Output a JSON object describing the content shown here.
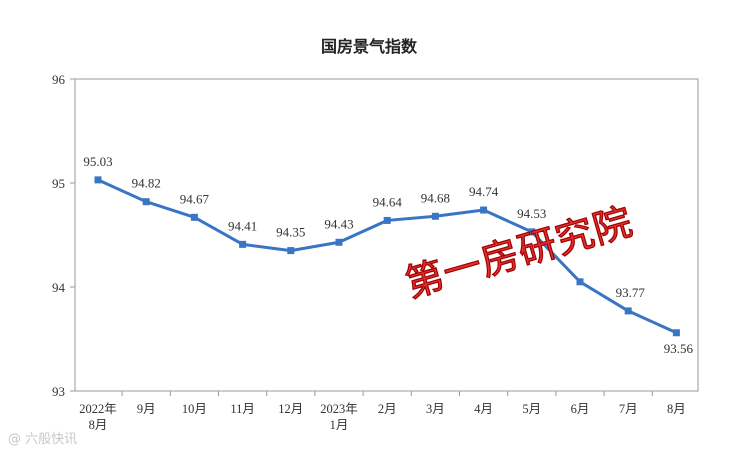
{
  "chart_data": {
    "type": "line",
    "title": "国房景气指数",
    "categories": [
      "2022年\n8月",
      "9月",
      "10月",
      "11月",
      "12月",
      "2023年\n1月",
      "2月",
      "3月",
      "4月",
      "5月",
      "6月",
      "7月",
      "8月"
    ],
    "series": [
      {
        "values": [
          95.03,
          94.82,
          94.67,
          94.41,
          94.35,
          94.43,
          94.64,
          94.68,
          94.74,
          94.53,
          94.05,
          93.77,
          93.56
        ]
      }
    ],
    "data_labels": [
      "95.03",
      "94.82",
      "94.67",
      "94.41",
      "94.35",
      "94.43",
      "94.64",
      "94.68",
      "94.74",
      "94.53",
      "",
      "93.77",
      "93.56"
    ],
    "ylim": [
      93,
      96
    ],
    "yticks": [
      93,
      94,
      95,
      96
    ],
    "grid": false,
    "line_color": "#3a74c4"
  },
  "watermark": "第一房研究院",
  "source_mark": "@ 六般快讯"
}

Work instructions:
Quote the material in full and exactly; do not carry over its pictures.

Reply to the task:
Output a JSON object describing the content shown here.
{
  "chart_data": {
    "type": "line",
    "title": "国房景气指数",
    "categories": [
      "2022年\n8月",
      "9月",
      "10月",
      "11月",
      "12月",
      "2023年\n1月",
      "2月",
      "3月",
      "4月",
      "5月",
      "6月",
      "7月",
      "8月"
    ],
    "series": [
      {
        "values": [
          95.03,
          94.82,
          94.67,
          94.41,
          94.35,
          94.43,
          94.64,
          94.68,
          94.74,
          94.53,
          94.05,
          93.77,
          93.56
        ]
      }
    ],
    "data_labels": [
      "95.03",
      "94.82",
      "94.67",
      "94.41",
      "94.35",
      "94.43",
      "94.64",
      "94.68",
      "94.74",
      "94.53",
      "",
      "93.77",
      "93.56"
    ],
    "ylim": [
      93,
      96
    ],
    "yticks": [
      93,
      94,
      95,
      96
    ],
    "grid": false,
    "line_color": "#3a74c4"
  },
  "watermark": "第一房研究院",
  "source_mark": "@ 六般快讯"
}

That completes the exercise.